## [DATASET EXCERPTS]
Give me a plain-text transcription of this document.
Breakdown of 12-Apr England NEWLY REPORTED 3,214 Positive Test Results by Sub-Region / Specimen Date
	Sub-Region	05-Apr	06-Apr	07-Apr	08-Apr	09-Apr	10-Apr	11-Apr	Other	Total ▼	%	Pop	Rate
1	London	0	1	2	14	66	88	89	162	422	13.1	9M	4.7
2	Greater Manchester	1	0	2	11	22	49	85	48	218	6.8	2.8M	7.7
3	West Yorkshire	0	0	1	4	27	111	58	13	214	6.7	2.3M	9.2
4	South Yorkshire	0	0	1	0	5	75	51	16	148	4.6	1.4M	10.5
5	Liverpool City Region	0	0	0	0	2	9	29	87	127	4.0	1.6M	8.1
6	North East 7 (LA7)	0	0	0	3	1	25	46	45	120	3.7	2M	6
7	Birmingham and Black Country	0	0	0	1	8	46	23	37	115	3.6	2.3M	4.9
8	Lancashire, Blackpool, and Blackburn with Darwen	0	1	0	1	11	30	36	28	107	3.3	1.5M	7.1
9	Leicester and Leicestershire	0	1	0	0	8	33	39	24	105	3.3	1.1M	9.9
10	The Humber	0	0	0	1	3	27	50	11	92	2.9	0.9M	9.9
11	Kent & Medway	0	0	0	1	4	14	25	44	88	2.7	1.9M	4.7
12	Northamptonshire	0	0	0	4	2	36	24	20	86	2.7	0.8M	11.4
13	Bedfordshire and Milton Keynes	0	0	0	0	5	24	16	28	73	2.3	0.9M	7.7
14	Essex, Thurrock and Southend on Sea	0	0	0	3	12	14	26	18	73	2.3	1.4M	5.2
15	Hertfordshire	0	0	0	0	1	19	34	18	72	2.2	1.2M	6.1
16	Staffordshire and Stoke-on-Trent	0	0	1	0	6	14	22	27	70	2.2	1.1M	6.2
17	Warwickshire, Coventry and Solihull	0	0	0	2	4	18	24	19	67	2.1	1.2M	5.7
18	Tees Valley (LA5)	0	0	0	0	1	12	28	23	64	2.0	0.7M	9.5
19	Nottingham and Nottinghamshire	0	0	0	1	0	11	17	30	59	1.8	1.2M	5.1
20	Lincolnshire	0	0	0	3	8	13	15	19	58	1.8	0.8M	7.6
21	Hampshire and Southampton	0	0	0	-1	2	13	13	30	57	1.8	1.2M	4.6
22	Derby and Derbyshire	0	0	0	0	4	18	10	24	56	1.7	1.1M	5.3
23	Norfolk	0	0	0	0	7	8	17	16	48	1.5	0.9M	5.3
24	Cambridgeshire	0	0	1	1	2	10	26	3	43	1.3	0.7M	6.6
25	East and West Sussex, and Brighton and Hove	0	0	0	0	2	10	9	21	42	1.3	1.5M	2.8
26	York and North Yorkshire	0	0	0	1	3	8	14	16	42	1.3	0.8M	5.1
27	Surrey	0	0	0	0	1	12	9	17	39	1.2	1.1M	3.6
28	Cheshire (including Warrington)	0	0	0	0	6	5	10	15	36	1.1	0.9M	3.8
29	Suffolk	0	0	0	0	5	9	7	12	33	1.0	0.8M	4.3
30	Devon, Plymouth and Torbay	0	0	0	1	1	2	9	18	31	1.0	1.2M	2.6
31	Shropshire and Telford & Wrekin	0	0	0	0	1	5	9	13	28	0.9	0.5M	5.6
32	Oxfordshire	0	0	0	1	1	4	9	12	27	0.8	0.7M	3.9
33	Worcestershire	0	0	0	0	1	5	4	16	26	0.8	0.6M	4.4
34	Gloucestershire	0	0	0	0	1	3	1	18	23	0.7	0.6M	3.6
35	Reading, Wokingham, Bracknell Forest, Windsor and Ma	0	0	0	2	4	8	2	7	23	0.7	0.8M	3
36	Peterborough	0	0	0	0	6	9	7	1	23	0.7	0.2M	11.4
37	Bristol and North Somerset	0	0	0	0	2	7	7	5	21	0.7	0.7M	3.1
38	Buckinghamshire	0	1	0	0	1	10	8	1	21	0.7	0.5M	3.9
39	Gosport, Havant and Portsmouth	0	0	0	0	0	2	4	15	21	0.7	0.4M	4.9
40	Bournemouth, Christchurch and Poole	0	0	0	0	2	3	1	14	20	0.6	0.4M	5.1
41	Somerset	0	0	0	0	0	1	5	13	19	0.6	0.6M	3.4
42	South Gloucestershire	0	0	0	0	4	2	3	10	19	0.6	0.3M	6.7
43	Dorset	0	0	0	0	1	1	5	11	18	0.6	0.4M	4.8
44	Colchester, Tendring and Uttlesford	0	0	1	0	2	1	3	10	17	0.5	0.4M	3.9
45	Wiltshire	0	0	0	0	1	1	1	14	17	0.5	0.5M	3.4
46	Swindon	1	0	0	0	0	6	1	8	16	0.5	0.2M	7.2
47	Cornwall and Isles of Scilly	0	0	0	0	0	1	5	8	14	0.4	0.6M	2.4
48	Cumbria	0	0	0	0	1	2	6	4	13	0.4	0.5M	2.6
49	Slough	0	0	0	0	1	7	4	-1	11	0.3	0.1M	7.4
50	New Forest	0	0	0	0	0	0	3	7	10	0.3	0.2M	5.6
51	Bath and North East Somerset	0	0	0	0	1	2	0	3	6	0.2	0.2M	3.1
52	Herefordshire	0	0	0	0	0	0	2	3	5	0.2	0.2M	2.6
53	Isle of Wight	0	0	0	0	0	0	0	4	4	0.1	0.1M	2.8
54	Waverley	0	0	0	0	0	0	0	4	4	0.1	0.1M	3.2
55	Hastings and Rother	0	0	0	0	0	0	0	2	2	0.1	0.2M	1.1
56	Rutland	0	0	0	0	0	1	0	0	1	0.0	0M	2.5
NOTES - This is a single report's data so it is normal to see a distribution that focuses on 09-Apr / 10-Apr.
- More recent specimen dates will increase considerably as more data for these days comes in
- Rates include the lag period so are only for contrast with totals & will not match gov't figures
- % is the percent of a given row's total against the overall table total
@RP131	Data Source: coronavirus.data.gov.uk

## [WORK REQUIRED]
Each line of the material should be echoed exactly.

## [OUTPUT FOR THIS EXERCISE]
Give me a plain-text transcription of this document.
Breakdown of 12-Apr England NEWLY REPORTED 3,214 Positive Test Results by Sub-Region / Specimen Date
	Sub-Region	05-Apr	06-Apr	07-Apr	08-Apr	09-Apr	10-Apr	11-Apr	Other	Total ▼	%	Pop	Rate
1	London	0	1	2	14	66	88	89	162	422	13.1	9M	4.7
2	Greater Manchester	1	0	2	11	22	49	85	48	218	6.8	2.8M	7.7
3	West Yorkshire	0	0	1	4	27	111	58	13	214	6.7	2.3M	9.2
4	South Yorkshire	0	0	1	0	5	75	51	16	148	4.6	1.4M	10.5
5	Liverpool City Region	0	0	0	0	2	9	29	87	127	4.0	1.6M	8.1
6	North East 7 (LA7)	0	0	0	3	1	25	46	45	120	3.7	2M	6
7	Birmingham and Black Country	0	0	0	1	8	46	23	37	115	3.6	2.3M	4.9
8	Lancashire, Blackpool, and Blackburn with Darwen	0	1	0	1	11	30	36	28	107	3.3	1.5M	7.1
9	Leicester and Leicestershire	0	1	0	0	8	33	39	24	105	3.3	1.1M	9.9
10	The Humber	0	0	0	1	3	27	50	11	92	2.9	0.9M	9.9
11	Kent & Medway	0	0	0	1	4	14	25	44	88	2.7	1.9M	4.7
12	Northamptonshire	0	0	0	4	2	36	24	20	86	2.7	0.8M	11.4
13	Bedfordshire and Milton Keynes	0	0	0	0	5	24	16	28	73	2.3	0.9M	7.7
14	Essex, Thurrock and Southend on Sea	0	0	0	3	12	14	26	18	73	2.3	1.4M	5.2
15	Hertfordshire	0	0	0	0	1	19	34	18	72	2.2	1.2M	6.1
16	Staffordshire and Stoke-on-Trent	0	0	1	0	6	14	22	27	70	2.2	1.1M	6.2
17	Warwickshire, Coventry and Solihull	0	0	0	2	4	18	24	19	67	2.1	1.2M	5.7
18	Tees Valley (LA5)	0	0	0	0	1	12	28	23	64	2.0	0.7M	9.5
19	Nottingham and Nottinghamshire	0	0	0	1	0	11	17	30	59	1.8	1.2M	5.1
20	Lincolnshire	0	0	0	3	8	13	15	19	58	1.8	0.8M	7.6
21	Hampshire and Southampton	0	0	0	-1	2	13	13	30	57	1.8	1.2M	4.6
22	Derby and Derbyshire	0	0	0	0	4	18	10	24	56	1.7	1.1M	5.3
23	Norfolk	0	0	0	0	7	8	17	16	48	1.5	0.9M	5.3
24	Cambridgeshire	0	0	1	1	2	10	26	3	43	1.3	0.7M	6.6
25	East and West Sussex, and Brighton and Hove	0	0	0	0	2	10	9	21	42	1.3	1.5M	2.8
26	York and North Yorkshire	0	0	0	1	3	8	14	16	42	1.3	0.8M	5.1
27	Surrey	0	0	0	0	1	12	9	17	39	1.2	1.1M	3.6
28	Cheshire (including Warrington)	0	0	0	0	6	5	10	15	36	1.1	0.9M	3.8
29	Suffolk	0	0	0	0	5	9	7	12	33	1.0	0.8M	4.3
30	Devon, Plymouth and Torbay	0	0	0	1	1	2	9	18	31	1.0	1.2M	2.6
31	Shropshire and Telford & Wrekin	0	0	0	0	1	5	9	13	28	0.9	0.5M	5.6
32	Oxfordshire	0	0	0	1	1	4	9	12	27	0.8	0.7M	3.9
33	Worcestershire	0	0	0	0	1	5	4	16	26	0.8	0.6M	4.4
34	Gloucestershire	0	0	0	0	1	3	1	18	23	0.7	0.6M	3.6
35	Reading, Wokingham, Bracknell Forest, Windsor and Ma	0	0	0	2	4	8	2	7	23	0.7	0.8M	3
36	Peterborough	0	0	0	0	6	9	7	1	23	0.7	0.2M	11.4
37	Bristol and North Somerset	0	0	0	0	2	7	7	5	21	0.7	0.7M	3.1
38	Buckinghamshire	0	1	0	0	1	10	8	1	21	0.7	0.5M	3.9
39	Gosport, Havant and Portsmouth	0	0	0	0	0	2	4	15	21	0.7	0.4M	4.9
40	Bournemouth, Christchurch and Poole	0	0	0	0	2	3	1	14	20	0.6	0.4M	5.1
41	Somerset	0	0	0	0	0	1	5	13	19	0.6	0.6M	3.4
42	South Gloucestershire	0	0	0	0	4	2	3	10	19	0.6	0.3M	6.7
43	Dorset	0	0	0	0	1	1	5	11	18	0.6	0.4M	4.8
44	Colchester, Tendring and Uttlesford	0	0	1	0	2	1	3	10	17	0.5	0.4M	3.9
45	Wiltshire	0	0	0	0	1	1	1	14	17	0.5	0.5M	3.4
46	Swindon	1	0	0	0	0	6	1	8	16	0.5	0.2M	7.2
47	Cornwall and Isles of Scilly	0	0	0	0	0	1	5	8	14	0.4	0.6M	2.4
48	Cumbria	0	0	0	0	1	2	6	4	13	0.4	0.5M	2.6
49	Slough	0	0	0	0	1	7	4	-1	11	0.3	0.1M	7.4
50	New Forest	0	0	0	0	0	0	3	7	10	0.3	0.2M	5.6
51	Bath and North East Somerset	0	0	0	0	1	2	0	3	6	0.2	0.2M	3.1
52	Herefordshire	0	0	0	0	0	0	2	3	5	0.2	0.2M	2.6
53	Isle of Wight	0	0	0	0	0	0	0	4	4	0.1	0.1M	2.8
54	Waverley	0	0	0	0	0	0	0	4	4	0.1	0.1M	3.2
55	Hastings and Rother	0	0	0	0	0	0	0	2	2	0.1	0.2M	1.1
56	Rutland	0	0	0	0	0	1	0	0	1	0.0	0M	2.5
NOTES - This is a single report's data so it is normal to see a distribution that focuses on 09-Apr / 10-Apr.
- More recent specimen dates will increase considerably as more data for these days comes in
- Rates include the lag period so are only for contrast with totals & will not match gov't figures
- % is the percent of a given row's total against the overall table total
@RP131	Data Source: coronavirus.data.gov.uk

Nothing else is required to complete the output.